• **SET TASK**: Go through the records and give each one again exactly.

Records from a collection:
★ ★ ★ ★ ★
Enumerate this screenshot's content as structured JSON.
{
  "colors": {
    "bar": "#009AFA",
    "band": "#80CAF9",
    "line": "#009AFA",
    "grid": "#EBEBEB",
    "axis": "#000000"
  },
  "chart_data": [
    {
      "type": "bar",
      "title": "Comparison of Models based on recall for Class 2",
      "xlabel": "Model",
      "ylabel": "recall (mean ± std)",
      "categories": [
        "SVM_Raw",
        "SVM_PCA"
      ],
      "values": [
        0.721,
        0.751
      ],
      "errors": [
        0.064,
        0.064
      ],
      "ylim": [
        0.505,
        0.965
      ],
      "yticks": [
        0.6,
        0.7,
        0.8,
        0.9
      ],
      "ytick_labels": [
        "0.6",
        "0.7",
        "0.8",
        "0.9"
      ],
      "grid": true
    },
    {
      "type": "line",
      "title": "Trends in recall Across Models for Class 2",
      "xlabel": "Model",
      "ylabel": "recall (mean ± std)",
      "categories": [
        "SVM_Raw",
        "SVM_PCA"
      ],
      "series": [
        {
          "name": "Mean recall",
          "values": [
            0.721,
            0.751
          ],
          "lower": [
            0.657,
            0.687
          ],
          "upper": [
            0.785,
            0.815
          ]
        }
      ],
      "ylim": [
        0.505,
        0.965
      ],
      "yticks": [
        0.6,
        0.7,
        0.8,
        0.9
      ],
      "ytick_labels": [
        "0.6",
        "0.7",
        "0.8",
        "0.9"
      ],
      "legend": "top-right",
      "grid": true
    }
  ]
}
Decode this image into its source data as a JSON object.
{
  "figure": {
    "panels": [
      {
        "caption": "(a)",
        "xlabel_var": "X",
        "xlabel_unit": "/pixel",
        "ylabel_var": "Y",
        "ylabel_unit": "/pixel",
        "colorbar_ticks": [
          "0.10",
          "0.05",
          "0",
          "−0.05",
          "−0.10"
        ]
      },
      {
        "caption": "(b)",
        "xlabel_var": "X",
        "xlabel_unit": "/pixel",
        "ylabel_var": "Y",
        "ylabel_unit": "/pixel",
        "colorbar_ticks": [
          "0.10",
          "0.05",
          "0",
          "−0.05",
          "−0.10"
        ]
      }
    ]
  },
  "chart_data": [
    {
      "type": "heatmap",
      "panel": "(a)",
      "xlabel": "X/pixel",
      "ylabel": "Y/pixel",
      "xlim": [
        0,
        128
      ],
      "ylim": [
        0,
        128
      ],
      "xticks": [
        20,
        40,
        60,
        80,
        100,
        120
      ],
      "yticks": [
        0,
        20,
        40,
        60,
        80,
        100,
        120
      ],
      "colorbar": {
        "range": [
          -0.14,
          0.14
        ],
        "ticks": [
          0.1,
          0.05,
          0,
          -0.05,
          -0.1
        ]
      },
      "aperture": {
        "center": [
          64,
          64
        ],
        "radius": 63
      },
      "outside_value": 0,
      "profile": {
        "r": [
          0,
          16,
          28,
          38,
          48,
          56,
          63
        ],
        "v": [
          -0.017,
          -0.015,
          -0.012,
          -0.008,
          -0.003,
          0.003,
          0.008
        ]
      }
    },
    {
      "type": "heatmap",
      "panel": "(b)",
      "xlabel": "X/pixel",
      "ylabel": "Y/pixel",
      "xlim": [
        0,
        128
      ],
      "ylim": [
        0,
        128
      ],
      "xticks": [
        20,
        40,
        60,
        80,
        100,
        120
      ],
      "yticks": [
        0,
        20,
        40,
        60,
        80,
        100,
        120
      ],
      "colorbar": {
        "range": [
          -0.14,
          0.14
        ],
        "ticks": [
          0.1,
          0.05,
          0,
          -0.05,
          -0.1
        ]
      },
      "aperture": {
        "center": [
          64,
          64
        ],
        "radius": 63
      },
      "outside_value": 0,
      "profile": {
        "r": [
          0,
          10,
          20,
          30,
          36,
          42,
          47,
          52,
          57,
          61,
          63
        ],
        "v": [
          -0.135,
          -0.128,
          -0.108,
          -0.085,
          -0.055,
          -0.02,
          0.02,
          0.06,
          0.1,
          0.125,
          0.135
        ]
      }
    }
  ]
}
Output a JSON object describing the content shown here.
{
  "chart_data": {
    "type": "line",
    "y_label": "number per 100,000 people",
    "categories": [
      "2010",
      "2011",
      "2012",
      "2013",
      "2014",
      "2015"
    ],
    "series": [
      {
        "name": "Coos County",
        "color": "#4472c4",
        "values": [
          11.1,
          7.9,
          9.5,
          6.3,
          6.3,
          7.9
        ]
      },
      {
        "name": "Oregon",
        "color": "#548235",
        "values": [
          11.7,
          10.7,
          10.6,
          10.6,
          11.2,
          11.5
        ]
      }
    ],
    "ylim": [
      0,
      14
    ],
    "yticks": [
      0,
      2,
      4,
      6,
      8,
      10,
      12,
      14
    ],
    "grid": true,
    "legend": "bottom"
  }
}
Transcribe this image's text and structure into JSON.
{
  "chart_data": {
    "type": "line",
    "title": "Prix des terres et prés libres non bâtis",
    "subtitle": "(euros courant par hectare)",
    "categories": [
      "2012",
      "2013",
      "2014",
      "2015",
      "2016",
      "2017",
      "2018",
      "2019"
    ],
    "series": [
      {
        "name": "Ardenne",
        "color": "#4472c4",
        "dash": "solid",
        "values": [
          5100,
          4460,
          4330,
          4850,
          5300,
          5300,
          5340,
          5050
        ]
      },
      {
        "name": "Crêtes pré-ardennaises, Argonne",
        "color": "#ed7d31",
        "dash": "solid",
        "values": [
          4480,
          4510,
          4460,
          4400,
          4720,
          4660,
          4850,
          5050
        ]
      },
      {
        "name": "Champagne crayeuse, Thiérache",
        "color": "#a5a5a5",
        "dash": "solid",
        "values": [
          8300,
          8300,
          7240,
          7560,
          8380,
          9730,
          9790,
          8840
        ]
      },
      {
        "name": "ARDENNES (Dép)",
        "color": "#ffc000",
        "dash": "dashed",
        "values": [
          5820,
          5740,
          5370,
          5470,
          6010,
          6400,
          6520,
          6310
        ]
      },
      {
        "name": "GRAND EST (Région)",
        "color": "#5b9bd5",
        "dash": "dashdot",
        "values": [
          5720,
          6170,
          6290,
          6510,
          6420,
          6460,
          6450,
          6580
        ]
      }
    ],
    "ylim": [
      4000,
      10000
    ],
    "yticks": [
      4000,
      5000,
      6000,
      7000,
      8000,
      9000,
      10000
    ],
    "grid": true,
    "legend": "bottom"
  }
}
★ ★ ★ ★ ★
• **THE OUTPUT**:
Enumerate this screenshot's content as structured JSON.
{
  "colors": {
    "bar": "#009AFA",
    "band": "#80CAF9",
    "line": "#009AFA",
    "grid": "#EBEBEB",
    "axis": "#000000"
  },
  "chart_data": [
    {
      "type": "bar",
      "title": "Comparison of Models based on recall for Class 2",
      "xlabel": "Model",
      "ylabel": "recall (mean ± std)",
      "categories": [
        "SVM_Raw",
        "SVM_PCA"
      ],
      "values": [
        0.721,
        0.751
      ],
      "errors": [
        0.064,
        0.064
      ],
      "ylim": [
        0.505,
        0.965
      ],
      "yticks": [
        0.6,
        0.7,
        0.8,
        0.9
      ],
      "ytick_labels": [
        "0.6",
        "0.7",
        "0.8",
        "0.9"
      ],
      "grid": true
    },
    {
      "type": "line",
      "title": "Trends in recall Across Models for Class 2",
      "xlabel": "Model",
      "ylabel": "recall (mean ± std)",
      "categories": [
        "SVM_Raw",
        "SVM_PCA"
      ],
      "series": [
        {
          "name": "Mean recall",
          "values": [
            0.721,
            0.751
          ],
          "lower": [
            0.657,
            0.687
          ],
          "upper": [
            0.785,
            0.815
          ]
        }
      ],
      "ylim": [
        0.505,
        0.965
      ],
      "yticks": [
        0.6,
        0.7,
        0.8,
        0.9
      ],
      "ytick_labels": [
        "0.6",
        "0.7",
        "0.8",
        "0.9"
      ],
      "legend": "top-right",
      "grid": true
    }
  ]
}
Decode this image into its source data as a JSON object.
{
  "figure": {
    "panels": [
      {
        "caption": "(a)",
        "xlabel_var": "X",
        "xlabel_unit": "/pixel",
        "ylabel_var": "Y",
        "ylabel_unit": "/pixel",
        "colorbar_ticks": [
          "0.10",
          "0.05",
          "0",
          "−0.05",
          "−0.10"
        ]
      },
      {
        "caption": "(b)",
        "xlabel_var": "X",
        "xlabel_unit": "/pixel",
        "ylabel_var": "Y",
        "ylabel_unit": "/pixel",
        "colorbar_ticks": [
          "0.10",
          "0.05",
          "0",
          "−0.05",
          "−0.10"
        ]
      }
    ]
  },
  "chart_data": [
    {
      "type": "heatmap",
      "panel": "(a)",
      "xlabel": "X/pixel",
      "ylabel": "Y/pixel",
      "xlim": [
        0,
        128
      ],
      "ylim": [
        0,
        128
      ],
      "xticks": [
        20,
        40,
        60,
        80,
        100,
        120
      ],
      "yticks": [
        0,
        20,
        40,
        60,
        80,
        100,
        120
      ],
      "colorbar": {
        "range": [
          -0.14,
          0.14
        ],
        "ticks": [
          0.1,
          0.05,
          0,
          -0.05,
          -0.1
        ]
      },
      "aperture": {
        "center": [
          64,
          64
        ],
        "radius": 63
      },
      "outside_value": 0,
      "profile": {
        "r": [
          0,
          16,
          28,
          38,
          48,
          56,
          63
        ],
        "v": [
          -0.017,
          -0.015,
          -0.012,
          -0.008,
          -0.003,
          0.003,
          0.008
        ]
      }
    },
    {
      "type": "heatmap",
      "panel": "(b)",
      "xlabel": "X/pixel",
      "ylabel": "Y/pixel",
      "xlim": [
        0,
        128
      ],
      "ylim": [
        0,
        128
      ],
      "xticks": [
        20,
        40,
        60,
        80,
        100,
        120
      ],
      "yticks": [
        0,
        20,
        40,
        60,
        80,
        100,
        120
      ],
      "colorbar": {
        "range": [
          -0.14,
          0.14
        ],
        "ticks": [
          0.1,
          0.05,
          0,
          -0.05,
          -0.1
        ]
      },
      "aperture": {
        "center": [
          64,
          64
        ],
        "radius": 63
      },
      "outside_value": 0,
      "profile": {
        "r": [
          0,
          10,
          20,
          30,
          36,
          42,
          47,
          52,
          57,
          61,
          63
        ],
        "v": [
          -0.135,
          -0.128,
          -0.108,
          -0.085,
          -0.055,
          -0.02,
          0.02,
          0.06,
          0.1,
          0.125,
          0.135
        ]
      }
    }
  ]
}
Output a JSON object describing the content shown here.
{
  "chart_data": {
    "type": "line",
    "y_label": "number per 100,000 people",
    "categories": [
      "2010",
      "2011",
      "2012",
      "2013",
      "2014",
      "2015"
    ],
    "series": [
      {
        "name": "Coos County",
        "color": "#4472c4",
        "values": [
          11.1,
          7.9,
          9.5,
          6.3,
          6.3,
          7.9
        ]
      },
      {
        "name": "Oregon",
        "color": "#548235",
        "values": [
          11.7,
          10.7,
          10.6,
          10.6,
          11.2,
          11.5
        ]
      }
    ],
    "ylim": [
      0,
      14
    ],
    "yticks": [
      0,
      2,
      4,
      6,
      8,
      10,
      12,
      14
    ],
    "grid": true,
    "legend": "bottom"
  }
}
Transcribe this image's text and structure into JSON.
{
  "chart_data": {
    "type": "line",
    "title": "Prix des terres et prés libres non bâtis",
    "subtitle": "(euros courant par hectare)",
    "categories": [
      "2012",
      "2013",
      "2014",
      "2015",
      "2016",
      "2017",
      "2018",
      "2019"
    ],
    "series": [
      {
        "name": "Ardenne",
        "color": "#4472c4",
        "dash": "solid",
        "values": [
          5100,
          4460,
          4330,
          4850,
          5300,
          5300,
          5340,
          5050
        ]
      },
      {
        "name": "Crêtes pré-ardennaises, Argonne",
        "color": "#ed7d31",
        "dash": "solid",
        "values": [
          4480,
          4510,
          4460,
          4400,
          4720,
          4660,
          4850,
          5050
        ]
      },
      {
        "name": "Champagne crayeuse, Thiérache",
        "color": "#a5a5a5",
        "dash": "solid",
        "values": [
          8300,
          8300,
          7240,
          7560,
          8380,
          9730,
          9790,
          8840
        ]
      },
      {
        "name": "ARDENNES (Dép)",
        "color": "#ffc000",
        "dash": "dashed",
        "values": [
          5820,
          5740,
          5370,
          5470,
          6010,
          6400,
          6520,
          6310
        ]
      },
      {
        "name": "GRAND EST (Région)",
        "color": "#5b9bd5",
        "dash": "dashdot",
        "values": [
          5720,
          6170,
          6290,
          6510,
          6420,
          6460,
          6450,
          6580
        ]
      }
    ],
    "ylim": [
      4000,
      10000
    ],
    "yticks": [
      4000,
      5000,
      6000,
      7000,
      8000,
      9000,
      10000
    ],
    "grid": true,
    "legend": "bottom"
  }
}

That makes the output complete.